Required task
Repeat each line exactly as it is written.

Excerpted records

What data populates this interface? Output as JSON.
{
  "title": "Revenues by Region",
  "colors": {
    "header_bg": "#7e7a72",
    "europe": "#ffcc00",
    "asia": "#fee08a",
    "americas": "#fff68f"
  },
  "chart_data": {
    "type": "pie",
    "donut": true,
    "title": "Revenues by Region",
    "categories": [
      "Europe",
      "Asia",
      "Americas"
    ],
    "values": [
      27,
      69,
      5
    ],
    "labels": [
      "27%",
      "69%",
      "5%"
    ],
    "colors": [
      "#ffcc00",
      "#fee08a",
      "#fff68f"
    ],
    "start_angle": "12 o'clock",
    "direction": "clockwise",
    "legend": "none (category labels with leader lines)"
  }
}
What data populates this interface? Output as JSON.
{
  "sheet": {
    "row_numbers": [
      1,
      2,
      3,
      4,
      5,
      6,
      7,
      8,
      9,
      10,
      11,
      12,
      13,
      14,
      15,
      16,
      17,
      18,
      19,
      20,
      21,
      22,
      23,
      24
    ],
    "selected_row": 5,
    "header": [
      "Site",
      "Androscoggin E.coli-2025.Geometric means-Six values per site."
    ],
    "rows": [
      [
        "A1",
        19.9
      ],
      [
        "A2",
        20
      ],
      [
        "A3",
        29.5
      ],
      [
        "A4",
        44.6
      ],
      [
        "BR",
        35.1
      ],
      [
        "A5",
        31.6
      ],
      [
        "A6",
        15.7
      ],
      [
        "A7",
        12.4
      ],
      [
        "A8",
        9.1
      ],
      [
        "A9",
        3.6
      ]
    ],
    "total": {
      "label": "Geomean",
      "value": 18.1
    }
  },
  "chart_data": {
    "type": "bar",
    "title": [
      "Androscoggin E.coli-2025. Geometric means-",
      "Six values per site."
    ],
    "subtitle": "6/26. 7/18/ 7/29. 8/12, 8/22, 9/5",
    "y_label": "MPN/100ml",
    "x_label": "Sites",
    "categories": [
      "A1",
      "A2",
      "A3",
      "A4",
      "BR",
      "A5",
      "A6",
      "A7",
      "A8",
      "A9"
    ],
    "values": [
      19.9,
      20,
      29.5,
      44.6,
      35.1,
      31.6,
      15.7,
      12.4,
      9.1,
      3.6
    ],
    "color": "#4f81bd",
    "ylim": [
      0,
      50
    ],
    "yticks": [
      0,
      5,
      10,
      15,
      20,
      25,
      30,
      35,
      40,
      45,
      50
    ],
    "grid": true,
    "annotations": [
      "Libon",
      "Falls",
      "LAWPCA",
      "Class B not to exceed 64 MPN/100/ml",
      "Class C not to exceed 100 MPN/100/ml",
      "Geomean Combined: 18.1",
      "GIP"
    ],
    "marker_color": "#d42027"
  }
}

Response to this exercise
What data populates this interface? Output as JSON.
{
  "title": "Revenues by Region",
  "colors": {
    "header_bg": "#7e7a72",
    "europe": "#ffcc00",
    "asia": "#fee08a",
    "americas": "#fff68f"
  },
  "chart_data": {
    "type": "pie",
    "donut": true,
    "title": "Revenues by Region",
    "categories": [
      "Europe",
      "Asia",
      "Americas"
    ],
    "values": [
      27,
      69,
      5
    ],
    "labels": [
      "27%",
      "69%",
      "5%"
    ],
    "colors": [
      "#ffcc00",
      "#fee08a",
      "#fff68f"
    ],
    "start_angle": "12 o'clock",
    "direction": "clockwise",
    "legend": "none (category labels with leader lines)"
  }
}
What data populates this interface? Output as JSON.
{
  "sheet": {
    "row_numbers": [
      1,
      2,
      3,
      4,
      5,
      6,
      7,
      8,
      9,
      10,
      11,
      12,
      13,
      14,
      15,
      16,
      17,
      18,
      19,
      20,
      21,
      22,
      23,
      24
    ],
    "selected_row": 5,
    "header": [
      "Site",
      "Androscoggin E.coli-2025.Geometric means-Six values per site."
    ],
    "rows": [
      [
        "A1",
        19.9
      ],
      [
        "A2",
        20
      ],
      [
        "A3",
        29.5
      ],
      [
        "A4",
        44.6
      ],
      [
        "BR",
        35.1
      ],
      [
        "A5",
        31.6
      ],
      [
        "A6",
        15.7
      ],
      [
        "A7",
        12.4
      ],
      [
        "A8",
        9.1
      ],
      [
        "A9",
        3.6
      ]
    ],
    "total": {
      "label": "Geomean",
      "value": 18.1
    }
  },
  "chart_data": {
    "type": "bar",
    "title": [
      "Androscoggin E.coli-2025. Geometric means-",
      "Six values per site."
    ],
    "subtitle": "6/26. 7/18/ 7/29. 8/12, 8/22, 9/5",
    "y_label": "MPN/100ml",
    "x_label": "Sites",
    "categories": [
      "A1",
      "A2",
      "A3",
      "A4",
      "BR",
      "A5",
      "A6",
      "A7",
      "A8",
      "A9"
    ],
    "values": [
      19.9,
      20,
      29.5,
      44.6,
      35.1,
      31.6,
      15.7,
      12.4,
      9.1,
      3.6
    ],
    "color": "#4f81bd",
    "ylim": [
      0,
      50
    ],
    "yticks": [
      0,
      5,
      10,
      15,
      20,
      25,
      30,
      35,
      40,
      45,
      50
    ],
    "grid": true,
    "annotations": [
      "Libon",
      "Falls",
      "LAWPCA",
      "Class B not to exceed 64 MPN/100/ml",
      "Class C not to exceed 100 MPN/100/ml",
      "Geomean Combined: 18.1",
      "GIP"
    ],
    "marker_color": "#d42027"
  }
}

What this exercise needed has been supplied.